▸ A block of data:

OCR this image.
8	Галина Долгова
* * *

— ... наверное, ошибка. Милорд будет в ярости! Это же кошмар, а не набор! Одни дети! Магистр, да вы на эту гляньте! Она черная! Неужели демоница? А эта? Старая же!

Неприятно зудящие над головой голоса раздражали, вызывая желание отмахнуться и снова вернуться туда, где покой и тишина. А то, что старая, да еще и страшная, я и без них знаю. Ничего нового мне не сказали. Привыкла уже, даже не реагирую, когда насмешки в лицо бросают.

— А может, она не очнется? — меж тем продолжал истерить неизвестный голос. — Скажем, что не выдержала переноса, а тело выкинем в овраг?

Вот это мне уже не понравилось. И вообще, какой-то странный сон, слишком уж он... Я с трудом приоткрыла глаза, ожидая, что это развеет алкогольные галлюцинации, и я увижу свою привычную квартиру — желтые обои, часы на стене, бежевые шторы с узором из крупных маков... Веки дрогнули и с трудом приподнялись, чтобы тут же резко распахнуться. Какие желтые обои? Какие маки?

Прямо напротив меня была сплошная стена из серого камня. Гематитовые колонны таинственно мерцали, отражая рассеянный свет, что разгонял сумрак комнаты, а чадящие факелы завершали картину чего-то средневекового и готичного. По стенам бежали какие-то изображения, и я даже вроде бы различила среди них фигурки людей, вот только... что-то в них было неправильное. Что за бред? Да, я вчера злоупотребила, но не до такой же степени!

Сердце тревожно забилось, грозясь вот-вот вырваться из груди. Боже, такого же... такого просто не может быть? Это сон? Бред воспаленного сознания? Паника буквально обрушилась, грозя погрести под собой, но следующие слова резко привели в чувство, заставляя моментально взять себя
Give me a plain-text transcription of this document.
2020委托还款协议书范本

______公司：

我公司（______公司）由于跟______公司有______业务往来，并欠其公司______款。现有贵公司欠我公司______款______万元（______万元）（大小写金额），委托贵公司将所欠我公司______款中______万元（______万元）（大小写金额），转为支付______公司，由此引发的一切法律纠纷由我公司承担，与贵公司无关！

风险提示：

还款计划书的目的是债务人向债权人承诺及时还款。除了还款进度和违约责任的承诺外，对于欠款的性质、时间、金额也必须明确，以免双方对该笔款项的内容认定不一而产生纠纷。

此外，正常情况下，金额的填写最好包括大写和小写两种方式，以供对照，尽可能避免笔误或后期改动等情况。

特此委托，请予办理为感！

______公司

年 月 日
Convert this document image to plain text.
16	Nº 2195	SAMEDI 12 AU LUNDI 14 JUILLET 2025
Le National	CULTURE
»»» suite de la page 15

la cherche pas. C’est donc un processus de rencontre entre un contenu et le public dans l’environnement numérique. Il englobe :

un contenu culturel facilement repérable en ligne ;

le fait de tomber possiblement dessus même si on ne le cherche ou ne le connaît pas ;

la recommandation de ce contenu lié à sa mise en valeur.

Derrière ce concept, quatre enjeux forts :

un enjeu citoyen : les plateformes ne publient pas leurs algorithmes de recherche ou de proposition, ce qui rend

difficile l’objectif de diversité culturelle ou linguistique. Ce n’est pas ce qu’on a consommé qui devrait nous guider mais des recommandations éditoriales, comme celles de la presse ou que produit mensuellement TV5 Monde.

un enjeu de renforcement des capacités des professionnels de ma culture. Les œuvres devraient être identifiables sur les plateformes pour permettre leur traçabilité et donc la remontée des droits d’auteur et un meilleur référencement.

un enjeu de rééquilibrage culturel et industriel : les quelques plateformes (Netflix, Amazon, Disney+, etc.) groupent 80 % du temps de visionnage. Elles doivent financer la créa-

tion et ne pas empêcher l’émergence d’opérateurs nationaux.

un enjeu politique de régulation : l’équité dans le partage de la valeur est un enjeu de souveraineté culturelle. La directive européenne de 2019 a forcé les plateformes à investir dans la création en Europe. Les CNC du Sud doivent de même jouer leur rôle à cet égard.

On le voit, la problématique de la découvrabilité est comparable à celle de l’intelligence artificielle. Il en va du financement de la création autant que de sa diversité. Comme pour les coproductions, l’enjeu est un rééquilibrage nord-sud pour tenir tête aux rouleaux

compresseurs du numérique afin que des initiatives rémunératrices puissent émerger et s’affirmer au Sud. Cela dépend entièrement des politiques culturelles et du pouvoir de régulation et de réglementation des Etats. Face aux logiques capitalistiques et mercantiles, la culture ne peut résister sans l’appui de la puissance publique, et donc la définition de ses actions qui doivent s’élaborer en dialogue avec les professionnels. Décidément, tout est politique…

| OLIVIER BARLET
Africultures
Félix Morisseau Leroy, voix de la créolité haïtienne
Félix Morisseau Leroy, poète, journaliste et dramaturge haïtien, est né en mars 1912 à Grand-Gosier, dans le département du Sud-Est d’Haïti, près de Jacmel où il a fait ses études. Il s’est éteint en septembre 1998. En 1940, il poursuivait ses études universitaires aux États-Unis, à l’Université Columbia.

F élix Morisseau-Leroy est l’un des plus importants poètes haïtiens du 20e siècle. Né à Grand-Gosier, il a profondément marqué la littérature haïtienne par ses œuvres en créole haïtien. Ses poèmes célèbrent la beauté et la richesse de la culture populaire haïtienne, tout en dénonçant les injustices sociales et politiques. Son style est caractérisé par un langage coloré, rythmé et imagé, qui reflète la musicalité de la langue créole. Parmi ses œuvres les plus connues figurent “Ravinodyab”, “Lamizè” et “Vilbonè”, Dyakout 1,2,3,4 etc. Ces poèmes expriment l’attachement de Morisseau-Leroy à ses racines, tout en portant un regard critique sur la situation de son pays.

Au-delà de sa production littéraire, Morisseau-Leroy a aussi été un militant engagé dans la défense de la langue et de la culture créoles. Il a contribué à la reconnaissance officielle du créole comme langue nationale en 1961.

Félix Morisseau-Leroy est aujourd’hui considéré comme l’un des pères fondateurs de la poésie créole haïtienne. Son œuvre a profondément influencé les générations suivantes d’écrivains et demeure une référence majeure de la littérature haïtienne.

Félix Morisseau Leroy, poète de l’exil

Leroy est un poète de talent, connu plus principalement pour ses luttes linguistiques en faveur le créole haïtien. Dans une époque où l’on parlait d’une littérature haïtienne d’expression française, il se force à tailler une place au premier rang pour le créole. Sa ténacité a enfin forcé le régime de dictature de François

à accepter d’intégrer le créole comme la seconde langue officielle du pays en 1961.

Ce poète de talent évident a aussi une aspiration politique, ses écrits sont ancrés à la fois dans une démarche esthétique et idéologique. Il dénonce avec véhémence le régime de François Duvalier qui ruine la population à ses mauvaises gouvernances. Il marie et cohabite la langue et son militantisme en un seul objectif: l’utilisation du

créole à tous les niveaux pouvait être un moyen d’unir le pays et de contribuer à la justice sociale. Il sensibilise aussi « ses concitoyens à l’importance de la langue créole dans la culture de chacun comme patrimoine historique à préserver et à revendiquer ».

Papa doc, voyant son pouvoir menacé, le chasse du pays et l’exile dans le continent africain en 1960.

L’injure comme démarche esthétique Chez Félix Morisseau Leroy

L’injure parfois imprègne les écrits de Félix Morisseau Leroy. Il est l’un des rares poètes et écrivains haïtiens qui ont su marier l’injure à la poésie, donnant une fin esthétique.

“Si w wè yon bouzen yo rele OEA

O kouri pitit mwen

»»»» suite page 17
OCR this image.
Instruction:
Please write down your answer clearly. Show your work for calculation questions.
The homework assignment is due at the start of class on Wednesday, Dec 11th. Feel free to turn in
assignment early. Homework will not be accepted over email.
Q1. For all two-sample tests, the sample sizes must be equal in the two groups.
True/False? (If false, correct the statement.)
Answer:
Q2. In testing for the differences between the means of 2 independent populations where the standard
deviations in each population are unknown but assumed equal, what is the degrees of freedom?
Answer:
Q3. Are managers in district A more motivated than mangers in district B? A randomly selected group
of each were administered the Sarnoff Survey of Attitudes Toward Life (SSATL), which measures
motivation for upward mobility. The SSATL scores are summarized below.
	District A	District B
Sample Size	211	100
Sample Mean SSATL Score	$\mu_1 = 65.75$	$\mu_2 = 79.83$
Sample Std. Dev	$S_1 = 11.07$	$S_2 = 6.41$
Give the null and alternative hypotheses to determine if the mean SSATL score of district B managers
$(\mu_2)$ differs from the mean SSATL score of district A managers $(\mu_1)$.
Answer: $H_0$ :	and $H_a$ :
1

▸ Instruction: Each line in the data that holds the string "text" should be found and copied.

▸ Response:
Give me a plain-text transcription of this document.
Convert this document image to plain text.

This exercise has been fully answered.